▶ _Brief_:
Gather from the material every line that contains the string "David".

----- Material

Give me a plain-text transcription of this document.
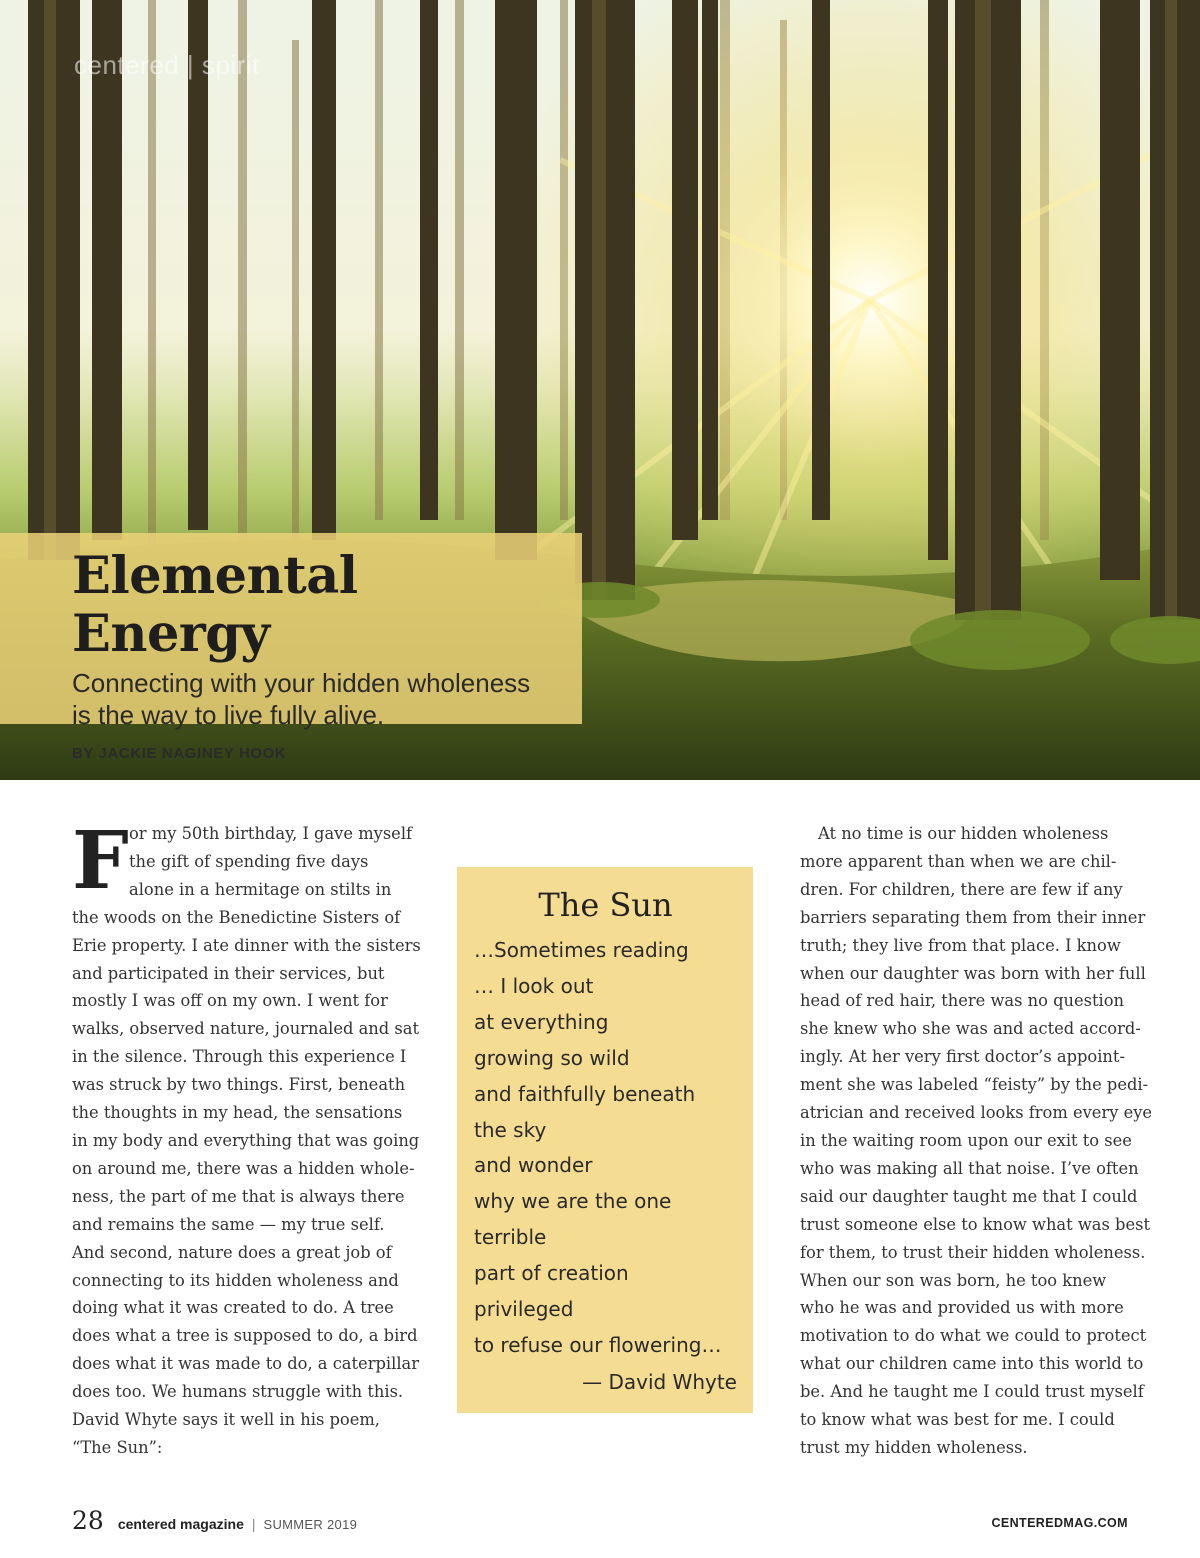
centered | spirit
Elemental Energy

Connecting with your hidden wholeness
is the way to live fully alive.

BY JACKIE NAGINEY HOOK

F or my 50th birthday, I gave myself
the gift of spending five days
alone in a hermitage on stilts in
the woods on the Benedictine Sisters of
Erie property. I ate dinner with the sisters
and participated in their services, but
mostly I was off on my own. I went for
walks, observed nature, journaled and sat
in the silence. Through this experience I
was struck by two things. First, beneath
the thoughts in my head, the sensations
in my body and everything that was going
on around me, there was a hidden whole-
ness, the part of me that is always there
and remains the same — my true self.
And second, nature does a great job of
connecting to its hidden wholeness and
doing what it was created to do. A tree
does what a tree is supposed to do, a bird
does what it was made to do, a caterpillar
does too. We humans struggle with this.
David Whyte says it well in his poem,
“The Sun”:
The Sun
…Sometimes reading
… I look out
at everything
growing so wild
and faithfully beneath
the sky
and wonder
why we are the one
terrible
part of creation
privileged
to refuse our flowering…
— David Whyte
At no time is our hidden wholeness
more apparent than when we are chil-
dren. For children, there are few if any
barriers separating them from their inner
truth; they live from that place. I know
when our daughter was born with her full
head of red hair, there was no question
she knew who she was and acted accord-
ingly. At her very first doctor’s appoint-
ment she was labeled “feisty” by the pedi-
atrician and received looks from every eye
in the waiting room upon our exit to see
who was making all that noise. I’ve often
said our daughter taught me that I could
trust someone else to know what was best
for them, to trust their hidden wholeness.
When our son was born, he too knew
who he was and provided us with more
motivation to do what we could to protect
what our children came into this world to
be. And he taught me I could trust myself
to know what was best for me. I could
trust my hidden wholeness.
28 centered magazine | SUMMER 2019	CENTEREDMAG.COM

----------

▶ _Answer for the task_:
David Whyte says it well in his poem,
— David Whyte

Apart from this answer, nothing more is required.